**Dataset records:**
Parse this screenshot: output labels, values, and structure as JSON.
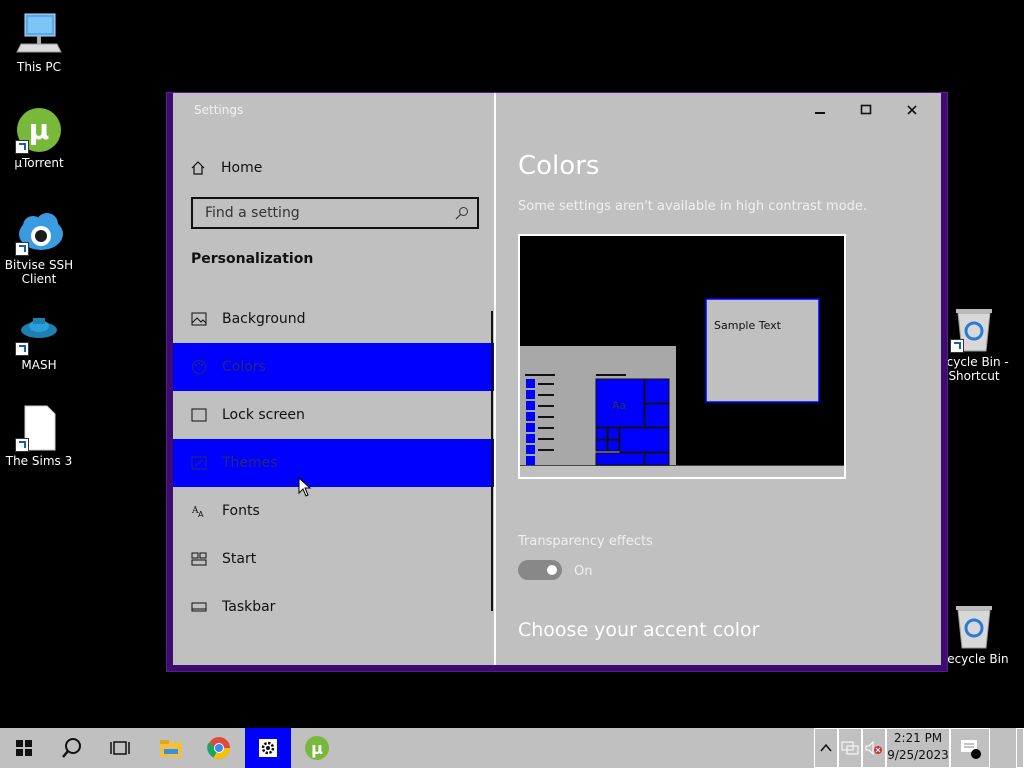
{
  "desktop": {
    "icons": [
      {
        "label": "This PC",
        "icon": "computer-icon"
      },
      {
        "label": "µTorrent",
        "icon": "utorrent-icon"
      },
      {
        "label": "Bitvise SSH Client",
        "icon": "bitvise-icon"
      },
      {
        "label": "MASH",
        "icon": "mash-icon"
      },
      {
        "label": "The Sims 3",
        "icon": "file-icon"
      },
      {
        "label": "ecycle Bin - Shortcut",
        "icon": "recycle-bin-icon"
      },
      {
        "label": "Recycle Bin",
        "icon": "recycle-bin-icon"
      }
    ]
  },
  "window": {
    "title": "Settings",
    "controls": {
      "minimize": "minimize-icon",
      "maximize": "maximize-icon",
      "close": "close-icon"
    }
  },
  "nav": {
    "home_label": "Home",
    "search_placeholder": "Find a setting",
    "section_title": "Personalization",
    "items": [
      {
        "label": "Background",
        "icon": "picture-icon",
        "selected": false
      },
      {
        "label": "Colors",
        "icon": "palette-icon",
        "selected": true
      },
      {
        "label": "Lock screen",
        "icon": "lock-screen-icon",
        "selected": false
      },
      {
        "label": "Themes",
        "icon": "themes-icon",
        "selected": true
      },
      {
        "label": "Fonts",
        "icon": "fonts-icon",
        "selected": false
      },
      {
        "label": "Start",
        "icon": "start-icon",
        "selected": false
      },
      {
        "label": "Taskbar",
        "icon": "taskbar-icon",
        "selected": false
      }
    ]
  },
  "content": {
    "heading": "Colors",
    "notice": "Some settings aren't available in high contrast mode.",
    "preview": {
      "sample_text": "Sample Text",
      "tile_text": "Aa"
    },
    "transparency_label": "Transparency effects",
    "transparency_state": "On",
    "accent_heading": "Choose your accent color"
  },
  "taskbar": {
    "time": "2:21 PM",
    "date": "9/25/2023",
    "apps": [
      "start-icon",
      "search-icon",
      "task-view-icon",
      "file-explorer-icon",
      "chrome-icon",
      "settings-icon",
      "utorrent-icon"
    ]
  },
  "colors": {
    "highlight": "#0000ff",
    "window_bg": "#c0c0c0",
    "frame": "#3c0d6e",
    "desktop": "#000000"
  }
}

**Objective:** Each entry must be retyped word for word, with every image omitted.

**Reply to the exercise:**
Parse this screenshot: output labels, values, and structure as JSON.
{
  "desktop": {
    "icons": [
      {
        "label": "This PC",
        "icon": "computer-icon"
      },
      {
        "label": "µTorrent",
        "icon": "utorrent-icon"
      },
      {
        "label": "Bitvise SSH Client",
        "icon": "bitvise-icon"
      },
      {
        "label": "MASH",
        "icon": "mash-icon"
      },
      {
        "label": "The Sims 3",
        "icon": "file-icon"
      },
      {
        "label": "ecycle Bin - Shortcut",
        "icon": "recycle-bin-icon"
      },
      {
        "label": "Recycle Bin",
        "icon": "recycle-bin-icon"
      }
    ]
  },
  "window": {
    "title": "Settings",
    "controls": {
      "minimize": "minimize-icon",
      "maximize": "maximize-icon",
      "close": "close-icon"
    }
  },
  "nav": {
    "home_label": "Home",
    "search_placeholder": "Find a setting",
    "section_title": "Personalization",
    "items": [
      {
        "label": "Background",
        "icon": "picture-icon",
        "selected": false
      },
      {
        "label": "Colors",
        "icon": "palette-icon",
        "selected": true
      },
      {
        "label": "Lock screen",
        "icon": "lock-screen-icon",
        "selected": false
      },
      {
        "label": "Themes",
        "icon": "themes-icon",
        "selected": true
      },
      {
        "label": "Fonts",
        "icon": "fonts-icon",
        "selected": false
      },
      {
        "label": "Start",
        "icon": "start-icon",
        "selected": false
      },
      {
        "label": "Taskbar",
        "icon": "taskbar-icon",
        "selected": false
      }
    ]
  },
  "content": {
    "heading": "Colors",
    "notice": "Some settings aren't available in high contrast mode.",
    "preview": {
      "sample_text": "Sample Text",
      "tile_text": "Aa"
    },
    "transparency_label": "Transparency effects",
    "transparency_state": "On",
    "accent_heading": "Choose your accent color"
  },
  "taskbar": {
    "time": "2:21 PM",
    "date": "9/25/2023",
    "apps": [
      "start-icon",
      "search-icon",
      "task-view-icon",
      "file-explorer-icon",
      "chrome-icon",
      "settings-icon",
      "utorrent-icon"
    ]
  },
  "colors": {
    "highlight": "#0000ff",
    "window_bg": "#c0c0c0",
    "frame": "#3c0d6e",
    "desktop": "#000000"
  }
}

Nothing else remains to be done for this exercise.